THE RECORDS ▸
▽

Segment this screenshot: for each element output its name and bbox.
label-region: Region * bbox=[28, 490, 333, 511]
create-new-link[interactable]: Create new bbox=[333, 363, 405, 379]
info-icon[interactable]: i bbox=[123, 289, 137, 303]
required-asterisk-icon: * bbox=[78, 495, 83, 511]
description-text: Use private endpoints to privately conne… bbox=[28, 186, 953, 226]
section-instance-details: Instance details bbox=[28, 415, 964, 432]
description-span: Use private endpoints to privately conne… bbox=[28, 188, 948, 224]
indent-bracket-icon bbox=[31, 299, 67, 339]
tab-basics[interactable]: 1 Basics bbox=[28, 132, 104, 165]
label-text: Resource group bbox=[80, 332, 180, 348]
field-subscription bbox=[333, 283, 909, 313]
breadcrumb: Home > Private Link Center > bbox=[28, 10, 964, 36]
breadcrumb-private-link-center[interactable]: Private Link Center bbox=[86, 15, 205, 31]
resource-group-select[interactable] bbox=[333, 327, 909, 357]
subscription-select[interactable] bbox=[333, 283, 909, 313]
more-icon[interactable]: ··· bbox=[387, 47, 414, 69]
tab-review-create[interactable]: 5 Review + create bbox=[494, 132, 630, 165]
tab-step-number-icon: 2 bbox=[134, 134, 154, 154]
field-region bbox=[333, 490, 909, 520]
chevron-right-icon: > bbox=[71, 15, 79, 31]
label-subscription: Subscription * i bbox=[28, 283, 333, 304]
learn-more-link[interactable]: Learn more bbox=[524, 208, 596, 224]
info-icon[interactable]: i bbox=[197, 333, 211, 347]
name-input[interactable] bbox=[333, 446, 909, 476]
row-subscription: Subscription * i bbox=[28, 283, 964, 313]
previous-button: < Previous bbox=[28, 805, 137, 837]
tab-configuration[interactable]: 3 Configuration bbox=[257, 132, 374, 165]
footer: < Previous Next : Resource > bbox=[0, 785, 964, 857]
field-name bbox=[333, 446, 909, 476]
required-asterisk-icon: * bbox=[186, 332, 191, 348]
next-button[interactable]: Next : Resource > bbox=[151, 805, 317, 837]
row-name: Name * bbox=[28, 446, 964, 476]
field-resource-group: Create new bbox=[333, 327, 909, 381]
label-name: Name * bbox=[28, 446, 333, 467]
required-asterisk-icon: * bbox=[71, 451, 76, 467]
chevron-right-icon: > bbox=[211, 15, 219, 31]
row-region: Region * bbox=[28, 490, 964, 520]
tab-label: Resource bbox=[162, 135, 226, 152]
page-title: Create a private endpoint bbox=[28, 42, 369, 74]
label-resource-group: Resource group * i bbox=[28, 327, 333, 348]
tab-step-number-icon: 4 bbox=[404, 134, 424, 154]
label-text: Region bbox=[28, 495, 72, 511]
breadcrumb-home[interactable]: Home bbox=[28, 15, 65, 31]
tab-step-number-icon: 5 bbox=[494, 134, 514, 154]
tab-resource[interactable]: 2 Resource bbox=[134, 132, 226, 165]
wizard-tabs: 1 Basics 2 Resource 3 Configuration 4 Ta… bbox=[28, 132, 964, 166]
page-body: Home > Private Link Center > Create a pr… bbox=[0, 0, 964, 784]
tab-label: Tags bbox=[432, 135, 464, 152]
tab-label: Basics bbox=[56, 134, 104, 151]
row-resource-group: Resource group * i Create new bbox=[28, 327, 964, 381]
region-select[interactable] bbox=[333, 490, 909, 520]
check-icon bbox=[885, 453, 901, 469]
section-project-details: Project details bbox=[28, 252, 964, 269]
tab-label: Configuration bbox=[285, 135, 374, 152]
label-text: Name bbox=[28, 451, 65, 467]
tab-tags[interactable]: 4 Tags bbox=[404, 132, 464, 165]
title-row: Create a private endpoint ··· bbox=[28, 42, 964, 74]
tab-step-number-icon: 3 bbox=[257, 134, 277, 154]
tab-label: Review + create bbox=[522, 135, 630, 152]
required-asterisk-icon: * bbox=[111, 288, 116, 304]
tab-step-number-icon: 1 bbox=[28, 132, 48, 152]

△

TASK BRIEF ▸ Copy out every line of the records above word for word, with nothing changed.

RESPONSE FOR THIS EXERCISE ▸
Segment this screenshot: for each element output its name and bbox.
label-region: Region * bbox=[28, 490, 333, 511]
create-new-link[interactable]: Create new bbox=[333, 363, 405, 379]
info-icon[interactable]: i bbox=[123, 289, 137, 303]
required-asterisk-icon: * bbox=[78, 495, 83, 511]
description-text: Use private endpoints to privately conne… bbox=[28, 186, 953, 226]
section-instance-details: Instance details bbox=[28, 415, 964, 432]
description-span: Use private endpoints to privately conne… bbox=[28, 188, 948, 224]
indent-bracket-icon bbox=[31, 299, 67, 339]
tab-basics[interactable]: 1 Basics bbox=[28, 132, 104, 165]
label-text: Resource group bbox=[80, 332, 180, 348]
field-subscription bbox=[333, 283, 909, 313]
breadcrumb: Home > Private Link Center > bbox=[28, 10, 964, 36]
breadcrumb-private-link-center[interactable]: Private Link Center bbox=[86, 15, 205, 31]
resource-group-select[interactable] bbox=[333, 327, 909, 357]
subscription-select[interactable] bbox=[333, 283, 909, 313]
more-icon[interactable]: ··· bbox=[387, 47, 414, 69]
tab-review-create[interactable]: 5 Review + create bbox=[494, 132, 630, 165]
tab-step-number-icon: 2 bbox=[134, 134, 154, 154]
field-region bbox=[333, 490, 909, 520]
chevron-right-icon: > bbox=[71, 15, 79, 31]
label-subscription: Subscription * i bbox=[28, 283, 333, 304]
learn-more-link[interactable]: Learn more bbox=[524, 208, 596, 224]
info-icon[interactable]: i bbox=[197, 333, 211, 347]
name-input[interactable] bbox=[333, 446, 909, 476]
row-subscription: Subscription * i bbox=[28, 283, 964, 313]
previous-button: < Previous bbox=[28, 805, 137, 837]
tab-configuration[interactable]: 3 Configuration bbox=[257, 132, 374, 165]
footer: < Previous Next : Resource > bbox=[0, 785, 964, 857]
field-name bbox=[333, 446, 909, 476]
required-asterisk-icon: * bbox=[186, 332, 191, 348]
next-button[interactable]: Next : Resource > bbox=[151, 805, 317, 837]
row-name: Name * bbox=[28, 446, 964, 476]
field-resource-group: Create new bbox=[333, 327, 909, 381]
label-name: Name * bbox=[28, 446, 333, 467]
required-asterisk-icon: * bbox=[71, 451, 76, 467]
chevron-right-icon: > bbox=[211, 15, 219, 31]
row-region: Region * bbox=[28, 490, 964, 520]
tab-label: Resource bbox=[162, 135, 226, 152]
page-title: Create a private endpoint bbox=[28, 42, 369, 74]
label-resource-group: Resource group * i bbox=[28, 327, 333, 348]
tab-step-number-icon: 4 bbox=[404, 134, 424, 154]
label-text: Region bbox=[28, 495, 72, 511]
breadcrumb-home[interactable]: Home bbox=[28, 15, 65, 31]
tab-step-number-icon: 5 bbox=[494, 134, 514, 154]
tab-resource[interactable]: 2 Resource bbox=[134, 132, 226, 165]
wizard-tabs: 1 Basics 2 Resource 3 Configuration 4 Ta… bbox=[28, 132, 964, 166]
page-body: Home > Private Link Center > Create a pr… bbox=[0, 0, 964, 784]
tab-label: Tags bbox=[432, 135, 464, 152]
tab-label: Basics bbox=[56, 134, 104, 151]
row-resource-group: Resource group * i Create new bbox=[28, 327, 964, 381]
region-select[interactable] bbox=[333, 490, 909, 520]
check-icon bbox=[885, 453, 901, 469]
section-project-details: Project details bbox=[28, 252, 964, 269]
tab-label: Configuration bbox=[285, 135, 374, 152]
label-text: Name bbox=[28, 451, 65, 467]
tab-tags[interactable]: 4 Tags bbox=[404, 132, 464, 165]
title-row: Create a private endpoint ··· bbox=[28, 42, 964, 74]
tab-step-number-icon: 3 bbox=[257, 134, 277, 154]
tab-label: Review + create bbox=[522, 135, 630, 152]
required-asterisk-icon: * bbox=[111, 288, 116, 304]
tab-step-number-icon: 1 bbox=[28, 132, 48, 152]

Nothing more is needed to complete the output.